» Tareas:
1. Según el fragmento de lectura, ¿por qué crece la responsabilidad histórica de quienes enfrentaron la dictadura y sufrieron sus consecuencias? Responda en una a tres oraciones.
2. Enumere todas las acciones que el fragmento de lectura atribuye a quienes no deben ponerse en un mismo plano con las víctimas.
3. Repita el pasaje del fragmento de lectura que comienza con "Por este motivo" y continúa hasta "de las masas.".

» Fragmento de lectura:
◆ ◆ ◆ ◆
Ciertamente no se trata de poner en un mismo plano con sus víctimas a quienes prohijaron o coquetearon con el fascismo y el golpe, para impedir o frenar los cambios o quizás con la ingenua idea que les iban a entregar el poder a ellos. A quienes se tomaron revancha de los miedos sufridos y profitaron obscenamente de la dictadura, con quienes los enfrentaron y sufrieron sus consecuencias por hacer lo que había que hacer. Al contrario, precisamente porque éstos se ubican en un plano histórico muchísimo más elevado crece también su responsabilidad histórica, de lo cual nadie tuvo mayor lucidez que Salvador Allende y en eso reside parte de su grandeza.

Por este motivo es necesario sacar las lecciones precisas de aquella tragedia para no repetirla nunca. Son fenómenos complejos que parecen una cosa vistos de un lado y algo muy distinto de otro. A mi parecer, la clave para comprender lo sucedido se encuentra en la ciencia política clásica, que descubrió los grandes ciclos de actividad política de las masas.
◆ ◆ ◆ ◆
» Datos de entrada:
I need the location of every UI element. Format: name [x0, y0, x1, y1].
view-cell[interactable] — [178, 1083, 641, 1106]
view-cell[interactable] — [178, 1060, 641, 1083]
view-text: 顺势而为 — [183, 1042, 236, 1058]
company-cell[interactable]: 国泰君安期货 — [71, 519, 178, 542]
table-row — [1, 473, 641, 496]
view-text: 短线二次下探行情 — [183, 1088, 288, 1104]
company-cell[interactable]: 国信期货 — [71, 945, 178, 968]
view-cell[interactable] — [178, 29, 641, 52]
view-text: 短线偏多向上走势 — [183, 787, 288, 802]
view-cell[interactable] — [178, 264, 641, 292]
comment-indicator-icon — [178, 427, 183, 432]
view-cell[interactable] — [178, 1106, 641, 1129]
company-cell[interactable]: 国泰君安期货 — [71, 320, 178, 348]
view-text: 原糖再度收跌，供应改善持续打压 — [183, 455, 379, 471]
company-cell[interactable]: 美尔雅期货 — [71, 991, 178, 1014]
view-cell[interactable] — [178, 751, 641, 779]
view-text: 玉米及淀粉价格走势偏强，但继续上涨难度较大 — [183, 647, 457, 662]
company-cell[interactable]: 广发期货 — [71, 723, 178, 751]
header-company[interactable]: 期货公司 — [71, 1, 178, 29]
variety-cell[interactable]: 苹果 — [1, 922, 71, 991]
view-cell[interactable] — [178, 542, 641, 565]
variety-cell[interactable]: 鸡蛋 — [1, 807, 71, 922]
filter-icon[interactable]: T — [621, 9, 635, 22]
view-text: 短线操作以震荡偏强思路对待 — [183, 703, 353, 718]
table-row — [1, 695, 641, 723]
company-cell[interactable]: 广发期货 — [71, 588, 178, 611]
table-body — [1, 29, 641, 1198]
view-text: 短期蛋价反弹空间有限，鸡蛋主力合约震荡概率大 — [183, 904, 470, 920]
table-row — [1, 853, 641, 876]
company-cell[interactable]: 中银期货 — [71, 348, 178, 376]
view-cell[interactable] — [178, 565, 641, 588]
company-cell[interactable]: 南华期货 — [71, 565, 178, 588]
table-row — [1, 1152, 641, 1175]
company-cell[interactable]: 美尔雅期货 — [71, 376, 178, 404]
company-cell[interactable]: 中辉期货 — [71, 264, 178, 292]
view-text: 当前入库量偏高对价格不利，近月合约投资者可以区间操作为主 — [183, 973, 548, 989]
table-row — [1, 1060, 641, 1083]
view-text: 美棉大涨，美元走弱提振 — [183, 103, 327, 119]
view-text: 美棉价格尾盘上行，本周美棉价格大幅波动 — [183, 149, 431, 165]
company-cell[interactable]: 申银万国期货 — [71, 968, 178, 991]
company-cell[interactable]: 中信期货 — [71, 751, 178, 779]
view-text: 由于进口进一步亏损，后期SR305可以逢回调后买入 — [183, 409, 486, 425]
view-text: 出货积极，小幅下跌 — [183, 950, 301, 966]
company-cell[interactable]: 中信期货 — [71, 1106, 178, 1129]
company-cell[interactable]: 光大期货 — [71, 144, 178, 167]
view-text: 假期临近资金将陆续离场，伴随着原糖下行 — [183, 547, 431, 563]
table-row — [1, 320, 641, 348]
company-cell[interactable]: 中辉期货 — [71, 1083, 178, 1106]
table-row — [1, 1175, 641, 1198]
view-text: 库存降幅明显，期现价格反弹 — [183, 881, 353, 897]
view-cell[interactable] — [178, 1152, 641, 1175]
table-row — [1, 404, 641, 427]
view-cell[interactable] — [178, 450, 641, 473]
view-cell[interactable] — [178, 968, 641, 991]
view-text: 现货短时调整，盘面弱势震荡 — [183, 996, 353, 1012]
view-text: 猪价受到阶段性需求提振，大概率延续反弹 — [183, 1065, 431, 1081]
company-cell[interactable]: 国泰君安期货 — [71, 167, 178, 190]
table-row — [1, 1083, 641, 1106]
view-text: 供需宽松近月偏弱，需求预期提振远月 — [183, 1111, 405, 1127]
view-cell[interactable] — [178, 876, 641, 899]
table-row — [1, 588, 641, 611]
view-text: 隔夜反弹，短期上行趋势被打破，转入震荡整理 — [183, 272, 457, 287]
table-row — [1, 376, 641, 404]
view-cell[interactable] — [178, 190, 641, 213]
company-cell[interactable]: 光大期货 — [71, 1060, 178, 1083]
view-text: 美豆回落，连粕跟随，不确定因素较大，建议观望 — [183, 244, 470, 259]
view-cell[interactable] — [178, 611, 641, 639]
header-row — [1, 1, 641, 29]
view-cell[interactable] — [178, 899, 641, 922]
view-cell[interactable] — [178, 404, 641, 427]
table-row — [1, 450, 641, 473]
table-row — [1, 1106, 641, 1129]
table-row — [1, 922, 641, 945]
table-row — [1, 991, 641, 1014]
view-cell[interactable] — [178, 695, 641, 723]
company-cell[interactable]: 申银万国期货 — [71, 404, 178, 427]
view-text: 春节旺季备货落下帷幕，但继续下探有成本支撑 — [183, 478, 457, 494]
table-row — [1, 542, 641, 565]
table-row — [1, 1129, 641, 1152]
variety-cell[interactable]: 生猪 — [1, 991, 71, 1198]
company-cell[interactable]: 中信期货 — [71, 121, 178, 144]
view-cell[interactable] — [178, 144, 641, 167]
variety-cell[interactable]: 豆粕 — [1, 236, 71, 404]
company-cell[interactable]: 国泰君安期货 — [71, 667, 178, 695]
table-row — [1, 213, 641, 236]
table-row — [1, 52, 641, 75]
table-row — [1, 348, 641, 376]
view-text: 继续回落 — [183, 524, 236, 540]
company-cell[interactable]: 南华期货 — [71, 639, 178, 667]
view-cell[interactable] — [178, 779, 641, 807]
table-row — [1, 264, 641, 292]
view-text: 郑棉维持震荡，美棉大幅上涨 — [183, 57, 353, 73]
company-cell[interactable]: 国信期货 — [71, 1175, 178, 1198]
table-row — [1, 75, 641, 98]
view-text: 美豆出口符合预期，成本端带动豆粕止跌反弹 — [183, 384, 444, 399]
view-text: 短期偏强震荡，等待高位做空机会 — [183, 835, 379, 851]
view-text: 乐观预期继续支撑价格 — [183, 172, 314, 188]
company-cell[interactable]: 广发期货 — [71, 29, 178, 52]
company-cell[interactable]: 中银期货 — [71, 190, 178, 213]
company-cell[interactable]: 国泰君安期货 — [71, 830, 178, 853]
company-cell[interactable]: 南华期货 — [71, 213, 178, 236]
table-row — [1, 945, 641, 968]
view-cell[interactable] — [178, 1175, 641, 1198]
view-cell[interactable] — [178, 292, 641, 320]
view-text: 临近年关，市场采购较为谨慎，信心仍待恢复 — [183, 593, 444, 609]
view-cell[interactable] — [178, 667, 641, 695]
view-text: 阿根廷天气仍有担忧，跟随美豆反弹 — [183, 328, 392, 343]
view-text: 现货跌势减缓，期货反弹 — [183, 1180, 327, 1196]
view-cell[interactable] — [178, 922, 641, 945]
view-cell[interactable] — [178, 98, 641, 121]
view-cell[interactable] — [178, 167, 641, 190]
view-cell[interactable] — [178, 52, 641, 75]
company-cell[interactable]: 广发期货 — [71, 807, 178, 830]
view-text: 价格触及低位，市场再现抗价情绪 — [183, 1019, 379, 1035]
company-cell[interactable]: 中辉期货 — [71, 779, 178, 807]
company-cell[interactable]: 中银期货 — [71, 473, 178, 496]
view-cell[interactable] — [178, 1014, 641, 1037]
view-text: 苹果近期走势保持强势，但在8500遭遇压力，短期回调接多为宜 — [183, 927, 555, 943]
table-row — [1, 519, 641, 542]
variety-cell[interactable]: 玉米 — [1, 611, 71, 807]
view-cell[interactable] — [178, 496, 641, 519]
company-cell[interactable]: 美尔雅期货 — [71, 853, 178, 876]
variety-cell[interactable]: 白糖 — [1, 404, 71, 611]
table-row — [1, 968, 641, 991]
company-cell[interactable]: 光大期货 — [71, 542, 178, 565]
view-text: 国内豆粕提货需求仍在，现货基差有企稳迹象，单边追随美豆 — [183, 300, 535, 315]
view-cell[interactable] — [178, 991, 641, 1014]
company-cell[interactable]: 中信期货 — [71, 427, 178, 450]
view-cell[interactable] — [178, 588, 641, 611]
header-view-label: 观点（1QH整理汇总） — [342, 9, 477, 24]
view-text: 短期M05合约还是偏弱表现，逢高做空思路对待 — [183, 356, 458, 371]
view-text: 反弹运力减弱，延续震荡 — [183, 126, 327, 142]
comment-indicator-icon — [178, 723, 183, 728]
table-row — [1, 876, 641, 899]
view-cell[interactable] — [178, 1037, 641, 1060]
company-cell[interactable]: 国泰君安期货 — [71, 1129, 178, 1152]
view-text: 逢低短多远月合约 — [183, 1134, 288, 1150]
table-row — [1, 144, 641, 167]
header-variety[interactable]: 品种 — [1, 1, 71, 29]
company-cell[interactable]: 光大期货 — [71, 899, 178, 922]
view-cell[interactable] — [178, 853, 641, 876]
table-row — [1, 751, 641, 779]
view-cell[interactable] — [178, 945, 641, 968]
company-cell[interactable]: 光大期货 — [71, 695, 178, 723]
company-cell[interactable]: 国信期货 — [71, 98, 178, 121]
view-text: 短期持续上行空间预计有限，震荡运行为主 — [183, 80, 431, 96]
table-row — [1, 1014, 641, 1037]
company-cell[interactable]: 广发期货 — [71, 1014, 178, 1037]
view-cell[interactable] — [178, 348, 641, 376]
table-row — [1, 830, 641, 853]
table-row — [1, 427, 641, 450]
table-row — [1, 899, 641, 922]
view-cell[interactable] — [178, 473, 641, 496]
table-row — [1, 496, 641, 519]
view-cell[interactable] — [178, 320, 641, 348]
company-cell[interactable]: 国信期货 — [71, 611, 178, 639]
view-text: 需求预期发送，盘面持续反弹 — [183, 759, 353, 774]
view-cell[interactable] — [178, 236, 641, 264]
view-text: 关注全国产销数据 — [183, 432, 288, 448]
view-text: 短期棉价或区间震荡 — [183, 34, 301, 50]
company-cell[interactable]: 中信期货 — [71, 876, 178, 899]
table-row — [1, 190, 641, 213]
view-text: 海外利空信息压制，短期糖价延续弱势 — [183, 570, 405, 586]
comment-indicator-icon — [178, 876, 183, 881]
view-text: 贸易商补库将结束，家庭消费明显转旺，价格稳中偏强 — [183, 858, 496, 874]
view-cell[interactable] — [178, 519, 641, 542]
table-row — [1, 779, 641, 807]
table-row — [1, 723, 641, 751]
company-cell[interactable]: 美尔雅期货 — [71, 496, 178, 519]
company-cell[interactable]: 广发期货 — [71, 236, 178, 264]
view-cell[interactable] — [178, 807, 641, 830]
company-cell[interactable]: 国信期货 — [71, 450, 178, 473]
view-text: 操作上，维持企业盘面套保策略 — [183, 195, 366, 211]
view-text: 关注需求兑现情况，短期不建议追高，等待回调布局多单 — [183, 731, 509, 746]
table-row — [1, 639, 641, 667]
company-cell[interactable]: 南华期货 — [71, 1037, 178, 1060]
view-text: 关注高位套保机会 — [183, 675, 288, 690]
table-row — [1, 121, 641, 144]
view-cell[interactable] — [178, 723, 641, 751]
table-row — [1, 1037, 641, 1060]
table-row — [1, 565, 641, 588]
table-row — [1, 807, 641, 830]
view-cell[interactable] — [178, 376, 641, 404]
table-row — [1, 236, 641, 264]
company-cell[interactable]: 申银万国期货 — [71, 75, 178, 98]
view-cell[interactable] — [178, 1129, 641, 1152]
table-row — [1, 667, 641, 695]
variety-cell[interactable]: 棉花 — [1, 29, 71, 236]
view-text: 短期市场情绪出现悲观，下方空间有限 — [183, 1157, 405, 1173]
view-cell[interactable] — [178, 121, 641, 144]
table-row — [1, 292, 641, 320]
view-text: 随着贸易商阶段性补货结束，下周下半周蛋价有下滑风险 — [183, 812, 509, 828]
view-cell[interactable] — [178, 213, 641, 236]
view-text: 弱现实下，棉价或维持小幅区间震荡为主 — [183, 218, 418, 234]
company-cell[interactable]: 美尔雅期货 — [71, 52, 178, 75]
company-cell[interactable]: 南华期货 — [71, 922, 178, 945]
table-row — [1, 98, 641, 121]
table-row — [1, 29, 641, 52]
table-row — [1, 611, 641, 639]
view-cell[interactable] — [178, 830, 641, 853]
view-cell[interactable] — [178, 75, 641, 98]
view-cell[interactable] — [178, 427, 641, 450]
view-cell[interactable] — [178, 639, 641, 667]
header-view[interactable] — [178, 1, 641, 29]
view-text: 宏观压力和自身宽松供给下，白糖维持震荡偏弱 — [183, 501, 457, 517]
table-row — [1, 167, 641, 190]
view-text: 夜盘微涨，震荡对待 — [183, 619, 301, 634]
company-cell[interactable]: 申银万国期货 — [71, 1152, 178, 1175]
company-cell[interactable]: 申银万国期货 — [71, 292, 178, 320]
◆ ◆ ◆ ◆
» Soluciones por tarea:
1. Su responsabilidad histórica crece precisamente porque se ubican en un plano histórico muchísimo más elevado que quienes apoyaron el fascismo y el golpe o se beneficiaron de la dictadura.

2.
- Prohijar el fascismo y el golpe
- Coquetear con el fascismo y el golpe
- Tomarse revancha de los miedos sufridos
- Profitar obscenamente de la dictadura

3.
Por este motivo es necesario sacar las lecciones precisas de aquella tragedia para no repetirla nunca. Son fenómenos complejos que parecen una cosa vistos de un lado y algo muy distinto de otro. A mi parecer, la clave para comprender lo sucedido se encuentra en la ciencia política clásica, que descubrió los grandes ciclos de actividad política de las masas.